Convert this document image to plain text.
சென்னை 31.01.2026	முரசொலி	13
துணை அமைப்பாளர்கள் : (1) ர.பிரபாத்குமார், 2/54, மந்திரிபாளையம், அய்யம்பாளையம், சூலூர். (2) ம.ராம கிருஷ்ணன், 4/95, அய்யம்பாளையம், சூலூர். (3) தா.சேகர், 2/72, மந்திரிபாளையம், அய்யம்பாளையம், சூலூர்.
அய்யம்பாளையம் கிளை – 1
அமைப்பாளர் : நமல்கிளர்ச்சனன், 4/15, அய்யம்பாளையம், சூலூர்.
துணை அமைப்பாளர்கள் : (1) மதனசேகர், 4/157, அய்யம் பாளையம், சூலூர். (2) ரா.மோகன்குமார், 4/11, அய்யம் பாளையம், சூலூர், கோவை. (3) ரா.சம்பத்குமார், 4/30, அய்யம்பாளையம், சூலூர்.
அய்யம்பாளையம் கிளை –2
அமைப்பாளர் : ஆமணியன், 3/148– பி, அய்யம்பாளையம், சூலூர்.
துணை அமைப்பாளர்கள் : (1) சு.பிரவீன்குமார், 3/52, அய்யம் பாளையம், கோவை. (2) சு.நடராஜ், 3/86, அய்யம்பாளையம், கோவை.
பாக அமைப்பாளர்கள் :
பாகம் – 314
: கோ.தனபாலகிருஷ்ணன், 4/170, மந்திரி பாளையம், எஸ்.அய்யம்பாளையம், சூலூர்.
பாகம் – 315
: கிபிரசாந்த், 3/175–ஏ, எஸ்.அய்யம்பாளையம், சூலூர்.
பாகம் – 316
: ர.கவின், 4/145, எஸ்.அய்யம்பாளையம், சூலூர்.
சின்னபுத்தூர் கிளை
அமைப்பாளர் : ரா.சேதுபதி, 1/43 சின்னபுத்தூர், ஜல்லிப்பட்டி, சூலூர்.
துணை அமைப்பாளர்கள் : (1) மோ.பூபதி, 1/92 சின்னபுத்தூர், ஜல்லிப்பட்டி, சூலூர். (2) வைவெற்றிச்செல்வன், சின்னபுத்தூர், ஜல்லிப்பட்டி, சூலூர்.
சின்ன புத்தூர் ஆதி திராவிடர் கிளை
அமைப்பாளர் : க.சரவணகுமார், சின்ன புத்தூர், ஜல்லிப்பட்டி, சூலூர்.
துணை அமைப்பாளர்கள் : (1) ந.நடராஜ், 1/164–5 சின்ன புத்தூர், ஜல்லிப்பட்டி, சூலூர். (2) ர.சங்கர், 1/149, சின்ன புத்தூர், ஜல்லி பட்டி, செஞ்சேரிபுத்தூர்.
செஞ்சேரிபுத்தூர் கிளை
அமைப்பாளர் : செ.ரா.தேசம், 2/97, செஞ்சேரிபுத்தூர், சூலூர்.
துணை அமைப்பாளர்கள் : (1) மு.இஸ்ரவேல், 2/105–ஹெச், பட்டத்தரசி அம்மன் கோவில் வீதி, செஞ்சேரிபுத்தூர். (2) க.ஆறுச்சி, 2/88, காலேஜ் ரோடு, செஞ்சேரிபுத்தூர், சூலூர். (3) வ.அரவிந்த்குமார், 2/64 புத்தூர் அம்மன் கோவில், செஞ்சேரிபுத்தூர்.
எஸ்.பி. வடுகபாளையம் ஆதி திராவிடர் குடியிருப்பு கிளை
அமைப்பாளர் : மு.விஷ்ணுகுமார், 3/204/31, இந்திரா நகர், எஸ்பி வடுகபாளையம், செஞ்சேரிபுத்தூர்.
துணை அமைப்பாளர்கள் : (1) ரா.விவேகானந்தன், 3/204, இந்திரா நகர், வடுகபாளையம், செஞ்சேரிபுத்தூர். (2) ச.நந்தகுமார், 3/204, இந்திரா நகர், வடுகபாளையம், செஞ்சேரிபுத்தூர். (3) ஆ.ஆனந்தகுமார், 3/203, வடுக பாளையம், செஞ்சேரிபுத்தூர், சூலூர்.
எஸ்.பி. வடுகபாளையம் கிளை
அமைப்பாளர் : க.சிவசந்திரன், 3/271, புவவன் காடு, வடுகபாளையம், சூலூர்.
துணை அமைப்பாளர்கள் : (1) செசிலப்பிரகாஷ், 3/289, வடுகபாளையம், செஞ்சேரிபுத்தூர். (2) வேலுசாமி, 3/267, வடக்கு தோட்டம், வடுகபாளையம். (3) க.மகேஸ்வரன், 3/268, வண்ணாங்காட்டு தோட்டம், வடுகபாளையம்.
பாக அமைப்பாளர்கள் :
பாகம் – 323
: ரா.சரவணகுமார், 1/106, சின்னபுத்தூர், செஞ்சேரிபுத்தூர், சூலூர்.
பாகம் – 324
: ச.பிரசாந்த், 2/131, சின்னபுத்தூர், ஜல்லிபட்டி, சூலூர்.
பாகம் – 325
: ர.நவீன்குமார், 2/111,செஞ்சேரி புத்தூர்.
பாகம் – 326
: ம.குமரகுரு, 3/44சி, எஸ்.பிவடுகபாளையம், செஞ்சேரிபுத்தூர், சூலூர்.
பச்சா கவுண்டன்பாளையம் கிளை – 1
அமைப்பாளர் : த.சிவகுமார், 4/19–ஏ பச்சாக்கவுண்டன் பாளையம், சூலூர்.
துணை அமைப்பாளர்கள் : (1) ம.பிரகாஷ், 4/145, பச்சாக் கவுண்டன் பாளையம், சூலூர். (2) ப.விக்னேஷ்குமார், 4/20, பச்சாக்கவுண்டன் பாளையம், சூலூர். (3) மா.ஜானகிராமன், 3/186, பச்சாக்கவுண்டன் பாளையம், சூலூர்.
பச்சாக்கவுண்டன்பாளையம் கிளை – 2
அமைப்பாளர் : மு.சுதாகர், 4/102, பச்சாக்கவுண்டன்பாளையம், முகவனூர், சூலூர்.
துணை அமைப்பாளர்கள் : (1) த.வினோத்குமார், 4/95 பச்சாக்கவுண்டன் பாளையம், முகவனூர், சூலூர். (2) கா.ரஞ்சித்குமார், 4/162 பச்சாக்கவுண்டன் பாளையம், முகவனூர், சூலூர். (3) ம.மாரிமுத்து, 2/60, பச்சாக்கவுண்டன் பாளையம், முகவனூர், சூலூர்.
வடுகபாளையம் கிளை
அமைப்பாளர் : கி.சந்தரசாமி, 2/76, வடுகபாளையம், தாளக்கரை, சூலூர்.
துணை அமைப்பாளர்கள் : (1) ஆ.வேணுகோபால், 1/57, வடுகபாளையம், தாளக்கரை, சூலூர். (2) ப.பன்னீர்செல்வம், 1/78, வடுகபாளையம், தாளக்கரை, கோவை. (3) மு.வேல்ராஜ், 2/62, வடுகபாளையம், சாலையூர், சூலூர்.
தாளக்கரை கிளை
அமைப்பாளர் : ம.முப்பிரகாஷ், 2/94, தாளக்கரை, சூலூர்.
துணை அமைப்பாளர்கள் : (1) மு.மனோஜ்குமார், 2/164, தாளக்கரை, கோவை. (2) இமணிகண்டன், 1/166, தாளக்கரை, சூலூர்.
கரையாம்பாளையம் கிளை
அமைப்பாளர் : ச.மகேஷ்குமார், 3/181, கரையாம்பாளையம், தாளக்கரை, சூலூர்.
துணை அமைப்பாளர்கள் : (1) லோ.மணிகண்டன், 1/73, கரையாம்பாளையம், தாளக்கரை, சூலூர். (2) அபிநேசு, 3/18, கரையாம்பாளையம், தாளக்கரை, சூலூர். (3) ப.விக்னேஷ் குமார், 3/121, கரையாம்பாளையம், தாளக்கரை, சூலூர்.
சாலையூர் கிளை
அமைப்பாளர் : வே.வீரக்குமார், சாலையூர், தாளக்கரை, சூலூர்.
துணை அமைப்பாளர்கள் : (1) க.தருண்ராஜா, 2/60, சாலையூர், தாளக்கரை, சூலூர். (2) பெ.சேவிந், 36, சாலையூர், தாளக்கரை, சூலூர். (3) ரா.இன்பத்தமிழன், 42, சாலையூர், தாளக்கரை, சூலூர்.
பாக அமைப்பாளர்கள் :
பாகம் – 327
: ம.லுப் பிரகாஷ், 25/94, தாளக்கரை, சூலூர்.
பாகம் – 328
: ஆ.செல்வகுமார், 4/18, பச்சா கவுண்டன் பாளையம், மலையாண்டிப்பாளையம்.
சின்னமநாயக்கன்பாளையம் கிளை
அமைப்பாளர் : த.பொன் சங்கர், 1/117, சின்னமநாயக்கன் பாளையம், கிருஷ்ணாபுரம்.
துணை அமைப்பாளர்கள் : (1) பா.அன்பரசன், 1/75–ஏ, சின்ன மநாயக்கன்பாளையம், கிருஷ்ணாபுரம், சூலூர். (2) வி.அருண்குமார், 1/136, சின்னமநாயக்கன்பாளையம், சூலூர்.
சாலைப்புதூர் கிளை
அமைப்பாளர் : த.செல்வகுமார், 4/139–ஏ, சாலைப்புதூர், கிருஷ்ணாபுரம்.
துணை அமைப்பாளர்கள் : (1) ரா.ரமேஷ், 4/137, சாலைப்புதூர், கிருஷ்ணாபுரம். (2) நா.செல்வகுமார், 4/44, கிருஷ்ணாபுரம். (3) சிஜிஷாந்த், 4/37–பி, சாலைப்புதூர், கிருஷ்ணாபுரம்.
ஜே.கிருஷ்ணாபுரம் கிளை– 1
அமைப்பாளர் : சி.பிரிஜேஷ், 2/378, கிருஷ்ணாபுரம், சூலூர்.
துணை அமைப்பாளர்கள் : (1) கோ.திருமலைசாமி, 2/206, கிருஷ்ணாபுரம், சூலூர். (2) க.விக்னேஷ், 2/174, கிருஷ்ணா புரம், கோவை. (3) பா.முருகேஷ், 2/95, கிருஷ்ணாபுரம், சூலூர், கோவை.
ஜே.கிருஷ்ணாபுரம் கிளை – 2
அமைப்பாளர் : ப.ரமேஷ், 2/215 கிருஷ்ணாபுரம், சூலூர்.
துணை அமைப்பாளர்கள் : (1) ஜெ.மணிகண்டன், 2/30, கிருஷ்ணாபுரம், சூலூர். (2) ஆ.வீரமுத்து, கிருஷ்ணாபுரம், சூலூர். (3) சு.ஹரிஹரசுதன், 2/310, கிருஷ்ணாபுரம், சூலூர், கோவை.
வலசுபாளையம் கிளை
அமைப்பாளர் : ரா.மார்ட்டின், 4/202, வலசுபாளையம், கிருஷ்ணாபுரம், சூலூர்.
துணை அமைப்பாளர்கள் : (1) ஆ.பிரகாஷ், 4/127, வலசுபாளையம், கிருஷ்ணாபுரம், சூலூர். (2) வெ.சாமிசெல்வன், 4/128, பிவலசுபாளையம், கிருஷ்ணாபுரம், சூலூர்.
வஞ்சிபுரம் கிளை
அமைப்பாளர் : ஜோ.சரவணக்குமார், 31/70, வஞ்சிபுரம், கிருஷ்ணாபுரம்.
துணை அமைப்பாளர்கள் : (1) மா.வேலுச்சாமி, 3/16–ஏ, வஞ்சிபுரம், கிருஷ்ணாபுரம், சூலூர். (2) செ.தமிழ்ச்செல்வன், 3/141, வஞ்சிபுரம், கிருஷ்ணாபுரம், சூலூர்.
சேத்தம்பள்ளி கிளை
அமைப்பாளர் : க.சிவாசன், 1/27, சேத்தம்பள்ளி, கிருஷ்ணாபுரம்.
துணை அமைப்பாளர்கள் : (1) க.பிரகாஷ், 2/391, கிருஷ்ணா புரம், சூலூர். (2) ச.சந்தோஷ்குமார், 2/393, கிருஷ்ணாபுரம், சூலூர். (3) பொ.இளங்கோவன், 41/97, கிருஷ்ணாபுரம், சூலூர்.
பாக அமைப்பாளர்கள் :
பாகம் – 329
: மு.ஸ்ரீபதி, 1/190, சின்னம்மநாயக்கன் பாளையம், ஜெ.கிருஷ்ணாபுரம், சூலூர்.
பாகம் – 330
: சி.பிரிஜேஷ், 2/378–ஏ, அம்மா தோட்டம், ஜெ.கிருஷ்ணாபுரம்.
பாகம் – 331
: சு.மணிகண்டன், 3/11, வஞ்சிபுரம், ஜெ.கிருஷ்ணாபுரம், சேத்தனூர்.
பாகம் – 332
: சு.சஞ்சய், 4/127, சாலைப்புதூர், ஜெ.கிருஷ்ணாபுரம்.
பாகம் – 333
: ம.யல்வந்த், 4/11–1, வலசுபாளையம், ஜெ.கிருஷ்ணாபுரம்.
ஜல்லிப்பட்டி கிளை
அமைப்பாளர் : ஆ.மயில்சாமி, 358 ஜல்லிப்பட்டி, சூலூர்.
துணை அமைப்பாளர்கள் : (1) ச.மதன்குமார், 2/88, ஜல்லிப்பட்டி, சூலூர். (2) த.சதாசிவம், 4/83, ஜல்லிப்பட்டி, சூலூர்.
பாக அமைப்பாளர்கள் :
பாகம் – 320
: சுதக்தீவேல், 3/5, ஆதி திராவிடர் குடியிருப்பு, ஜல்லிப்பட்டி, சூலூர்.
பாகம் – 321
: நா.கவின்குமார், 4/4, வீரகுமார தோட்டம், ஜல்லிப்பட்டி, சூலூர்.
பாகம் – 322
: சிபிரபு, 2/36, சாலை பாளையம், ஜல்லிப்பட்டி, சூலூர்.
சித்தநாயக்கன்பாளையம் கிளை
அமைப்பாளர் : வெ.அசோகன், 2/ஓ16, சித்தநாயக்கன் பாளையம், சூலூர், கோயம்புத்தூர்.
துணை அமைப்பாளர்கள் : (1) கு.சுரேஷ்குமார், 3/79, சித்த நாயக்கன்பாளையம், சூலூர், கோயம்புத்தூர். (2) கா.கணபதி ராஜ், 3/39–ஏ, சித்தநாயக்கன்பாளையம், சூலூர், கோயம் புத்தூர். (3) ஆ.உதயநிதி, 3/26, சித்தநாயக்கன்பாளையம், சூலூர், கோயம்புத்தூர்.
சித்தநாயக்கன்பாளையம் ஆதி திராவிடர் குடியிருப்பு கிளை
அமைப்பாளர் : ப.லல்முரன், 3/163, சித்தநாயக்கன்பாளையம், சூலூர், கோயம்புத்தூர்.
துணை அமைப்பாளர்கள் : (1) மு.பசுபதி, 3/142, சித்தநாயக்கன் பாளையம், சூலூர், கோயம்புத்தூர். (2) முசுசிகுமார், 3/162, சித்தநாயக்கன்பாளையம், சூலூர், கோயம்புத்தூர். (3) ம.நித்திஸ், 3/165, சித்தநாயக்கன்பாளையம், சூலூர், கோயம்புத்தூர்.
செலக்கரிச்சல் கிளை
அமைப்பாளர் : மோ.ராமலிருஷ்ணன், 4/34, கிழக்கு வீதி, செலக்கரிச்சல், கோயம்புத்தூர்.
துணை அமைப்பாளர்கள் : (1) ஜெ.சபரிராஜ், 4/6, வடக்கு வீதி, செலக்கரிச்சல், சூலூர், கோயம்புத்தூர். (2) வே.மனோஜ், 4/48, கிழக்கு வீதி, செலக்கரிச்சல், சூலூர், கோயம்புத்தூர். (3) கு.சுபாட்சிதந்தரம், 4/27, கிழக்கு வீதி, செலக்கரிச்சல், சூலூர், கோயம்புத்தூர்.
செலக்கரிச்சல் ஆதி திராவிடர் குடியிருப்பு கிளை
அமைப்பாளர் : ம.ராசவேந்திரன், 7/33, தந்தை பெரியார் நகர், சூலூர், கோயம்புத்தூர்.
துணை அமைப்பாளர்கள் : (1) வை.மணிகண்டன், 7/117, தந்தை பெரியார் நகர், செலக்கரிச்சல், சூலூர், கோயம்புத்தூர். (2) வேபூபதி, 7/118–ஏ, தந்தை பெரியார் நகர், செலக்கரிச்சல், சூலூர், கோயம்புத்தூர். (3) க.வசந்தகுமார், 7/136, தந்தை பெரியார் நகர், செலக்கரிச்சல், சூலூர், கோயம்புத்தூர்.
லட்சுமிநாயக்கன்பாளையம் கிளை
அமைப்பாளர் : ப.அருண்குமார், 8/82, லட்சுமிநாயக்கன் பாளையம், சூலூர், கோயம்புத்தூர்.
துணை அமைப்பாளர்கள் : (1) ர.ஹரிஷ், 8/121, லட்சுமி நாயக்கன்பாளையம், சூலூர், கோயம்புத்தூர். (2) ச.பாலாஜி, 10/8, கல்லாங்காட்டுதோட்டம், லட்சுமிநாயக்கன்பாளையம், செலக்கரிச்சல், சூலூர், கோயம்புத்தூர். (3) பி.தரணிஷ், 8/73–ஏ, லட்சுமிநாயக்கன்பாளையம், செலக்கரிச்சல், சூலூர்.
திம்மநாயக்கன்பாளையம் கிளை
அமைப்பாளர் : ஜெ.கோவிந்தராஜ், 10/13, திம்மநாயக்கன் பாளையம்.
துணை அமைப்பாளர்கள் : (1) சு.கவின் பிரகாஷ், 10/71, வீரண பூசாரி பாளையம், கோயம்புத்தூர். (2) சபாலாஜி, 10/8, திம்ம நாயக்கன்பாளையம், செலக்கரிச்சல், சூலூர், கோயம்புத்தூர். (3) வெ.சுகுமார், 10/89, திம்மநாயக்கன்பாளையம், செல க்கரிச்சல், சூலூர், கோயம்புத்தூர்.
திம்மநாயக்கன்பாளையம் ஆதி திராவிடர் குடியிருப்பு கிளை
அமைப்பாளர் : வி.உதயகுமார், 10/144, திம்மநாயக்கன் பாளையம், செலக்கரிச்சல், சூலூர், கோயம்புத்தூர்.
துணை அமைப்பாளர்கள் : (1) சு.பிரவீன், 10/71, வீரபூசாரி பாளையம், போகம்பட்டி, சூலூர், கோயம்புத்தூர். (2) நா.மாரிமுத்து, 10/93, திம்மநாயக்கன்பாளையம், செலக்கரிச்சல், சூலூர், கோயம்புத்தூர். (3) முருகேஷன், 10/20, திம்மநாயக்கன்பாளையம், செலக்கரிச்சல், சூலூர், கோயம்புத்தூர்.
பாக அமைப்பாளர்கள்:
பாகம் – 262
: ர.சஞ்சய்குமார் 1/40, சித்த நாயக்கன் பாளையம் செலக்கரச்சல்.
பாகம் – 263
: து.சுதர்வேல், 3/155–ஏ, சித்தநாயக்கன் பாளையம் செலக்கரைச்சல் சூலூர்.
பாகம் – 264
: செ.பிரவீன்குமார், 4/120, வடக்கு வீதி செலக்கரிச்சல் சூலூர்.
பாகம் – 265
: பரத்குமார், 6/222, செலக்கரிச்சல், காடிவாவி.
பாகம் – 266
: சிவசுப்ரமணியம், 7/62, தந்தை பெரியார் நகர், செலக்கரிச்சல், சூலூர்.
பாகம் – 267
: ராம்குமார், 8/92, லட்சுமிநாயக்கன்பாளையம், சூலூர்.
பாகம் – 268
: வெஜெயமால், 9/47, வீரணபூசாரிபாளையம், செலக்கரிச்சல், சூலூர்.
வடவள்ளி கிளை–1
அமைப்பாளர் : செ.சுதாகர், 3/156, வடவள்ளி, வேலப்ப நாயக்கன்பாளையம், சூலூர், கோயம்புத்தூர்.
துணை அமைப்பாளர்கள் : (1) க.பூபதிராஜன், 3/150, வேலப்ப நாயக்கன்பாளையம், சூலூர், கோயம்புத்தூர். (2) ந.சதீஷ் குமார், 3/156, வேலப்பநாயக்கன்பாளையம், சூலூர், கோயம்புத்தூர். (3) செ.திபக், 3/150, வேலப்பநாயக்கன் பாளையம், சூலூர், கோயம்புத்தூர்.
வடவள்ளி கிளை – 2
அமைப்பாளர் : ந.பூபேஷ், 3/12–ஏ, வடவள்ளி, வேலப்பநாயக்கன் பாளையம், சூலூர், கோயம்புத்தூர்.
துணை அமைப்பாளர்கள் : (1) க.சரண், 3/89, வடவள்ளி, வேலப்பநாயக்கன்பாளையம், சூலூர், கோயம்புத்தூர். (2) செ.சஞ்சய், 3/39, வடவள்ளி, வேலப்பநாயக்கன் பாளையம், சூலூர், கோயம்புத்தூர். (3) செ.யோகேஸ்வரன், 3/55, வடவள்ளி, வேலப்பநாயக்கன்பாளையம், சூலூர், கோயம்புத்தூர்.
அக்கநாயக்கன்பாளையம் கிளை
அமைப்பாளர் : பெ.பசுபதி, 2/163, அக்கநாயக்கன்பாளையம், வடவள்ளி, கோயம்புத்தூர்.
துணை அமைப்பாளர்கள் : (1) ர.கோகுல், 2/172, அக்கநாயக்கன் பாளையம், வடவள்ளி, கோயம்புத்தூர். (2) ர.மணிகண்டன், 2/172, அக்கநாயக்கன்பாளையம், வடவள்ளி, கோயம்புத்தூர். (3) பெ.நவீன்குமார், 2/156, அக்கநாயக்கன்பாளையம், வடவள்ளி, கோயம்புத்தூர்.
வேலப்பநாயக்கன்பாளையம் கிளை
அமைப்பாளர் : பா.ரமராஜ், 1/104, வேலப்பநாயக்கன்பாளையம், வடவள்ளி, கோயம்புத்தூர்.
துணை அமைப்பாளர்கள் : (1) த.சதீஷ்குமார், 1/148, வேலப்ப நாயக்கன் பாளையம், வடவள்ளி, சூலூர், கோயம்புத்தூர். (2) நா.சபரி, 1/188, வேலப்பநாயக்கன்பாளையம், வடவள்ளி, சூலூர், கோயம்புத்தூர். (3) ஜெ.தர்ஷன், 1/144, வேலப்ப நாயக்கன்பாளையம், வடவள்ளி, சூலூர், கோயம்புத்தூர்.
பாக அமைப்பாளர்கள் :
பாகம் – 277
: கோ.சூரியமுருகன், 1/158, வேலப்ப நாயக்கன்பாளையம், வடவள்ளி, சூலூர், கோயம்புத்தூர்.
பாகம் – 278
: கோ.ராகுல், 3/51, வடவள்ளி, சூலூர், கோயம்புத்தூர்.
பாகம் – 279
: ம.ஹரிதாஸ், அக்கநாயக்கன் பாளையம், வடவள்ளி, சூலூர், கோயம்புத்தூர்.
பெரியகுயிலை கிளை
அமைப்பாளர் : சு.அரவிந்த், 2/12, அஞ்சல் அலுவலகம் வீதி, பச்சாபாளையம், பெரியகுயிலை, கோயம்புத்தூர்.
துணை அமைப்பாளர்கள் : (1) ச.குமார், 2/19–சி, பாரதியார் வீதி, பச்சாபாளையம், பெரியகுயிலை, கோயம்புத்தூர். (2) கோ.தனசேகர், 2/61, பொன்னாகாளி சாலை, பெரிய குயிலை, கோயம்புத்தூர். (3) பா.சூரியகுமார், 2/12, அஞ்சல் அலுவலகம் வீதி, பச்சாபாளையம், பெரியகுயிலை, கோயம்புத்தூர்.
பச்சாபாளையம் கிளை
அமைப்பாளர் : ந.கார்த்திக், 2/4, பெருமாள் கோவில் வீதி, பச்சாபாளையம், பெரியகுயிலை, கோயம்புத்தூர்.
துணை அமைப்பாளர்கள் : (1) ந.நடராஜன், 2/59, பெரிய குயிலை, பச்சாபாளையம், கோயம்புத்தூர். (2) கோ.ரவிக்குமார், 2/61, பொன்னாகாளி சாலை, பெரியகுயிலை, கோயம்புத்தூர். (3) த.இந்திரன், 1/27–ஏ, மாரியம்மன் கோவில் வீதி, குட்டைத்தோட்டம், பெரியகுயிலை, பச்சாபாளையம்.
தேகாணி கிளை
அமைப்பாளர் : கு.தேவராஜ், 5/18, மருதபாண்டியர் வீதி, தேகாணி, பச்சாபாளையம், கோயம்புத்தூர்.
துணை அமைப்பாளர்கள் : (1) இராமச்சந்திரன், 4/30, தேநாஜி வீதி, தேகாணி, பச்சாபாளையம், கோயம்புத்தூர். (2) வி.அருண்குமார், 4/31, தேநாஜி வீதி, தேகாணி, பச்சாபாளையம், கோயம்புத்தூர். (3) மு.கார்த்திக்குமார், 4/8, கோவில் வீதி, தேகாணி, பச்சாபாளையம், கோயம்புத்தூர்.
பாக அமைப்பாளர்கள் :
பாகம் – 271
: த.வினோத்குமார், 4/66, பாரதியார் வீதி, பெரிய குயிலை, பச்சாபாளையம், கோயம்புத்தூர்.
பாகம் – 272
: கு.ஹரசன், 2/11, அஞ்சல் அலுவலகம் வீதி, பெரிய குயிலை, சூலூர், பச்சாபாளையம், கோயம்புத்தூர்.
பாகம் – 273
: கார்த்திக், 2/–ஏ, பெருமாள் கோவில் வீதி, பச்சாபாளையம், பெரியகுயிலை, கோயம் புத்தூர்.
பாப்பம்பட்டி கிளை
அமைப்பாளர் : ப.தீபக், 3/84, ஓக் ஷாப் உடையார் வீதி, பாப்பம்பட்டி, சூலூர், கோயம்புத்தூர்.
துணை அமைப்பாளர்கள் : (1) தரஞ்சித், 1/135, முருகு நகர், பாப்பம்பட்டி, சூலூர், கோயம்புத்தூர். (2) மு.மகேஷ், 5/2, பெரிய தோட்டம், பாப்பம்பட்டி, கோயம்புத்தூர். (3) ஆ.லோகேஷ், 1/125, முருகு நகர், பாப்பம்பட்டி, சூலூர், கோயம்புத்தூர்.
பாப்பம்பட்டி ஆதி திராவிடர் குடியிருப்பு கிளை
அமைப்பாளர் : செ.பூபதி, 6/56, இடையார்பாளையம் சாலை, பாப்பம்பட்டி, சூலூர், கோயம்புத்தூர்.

========================

▶ What you will do: Take each line of the material that contains the word "வலகம" and list it.

▶ Final result:
அமைப்பாளர் : சு.அரவிந்த், 2/12, அஞ்சல் அலுவலகம் வீதி, பச்சாபாளையம், பெரியகுயிலை, கோயம்புத்தூர்.
துணை அமைப்பாளர்கள் : (1) ச.குமார், 2/19–சி, பாரதியார் வீதி, பச்சாபாளையம், பெரியகுயிலை, கோயம்புத்தூர். (2) கோ.தனசேகர், 2/61, பொன்னாகாளி சாலை, பெரிய குயிலை, கோயம்புத்தூர். (3) பா.சூரியகுமார், 2/12, அஞ்சல் அலுவலகம் வீதி, பச்சாபாளையம், பெரியகுயிலை, கோயம்புத்தூர்.
: கு.ஹரசன், 2/11, அஞ்சல் அலுவலகம் வீதி, பெரிய குயிலை, சூலூர், பச்சாபாளையம், கோயம்புத்தூர்.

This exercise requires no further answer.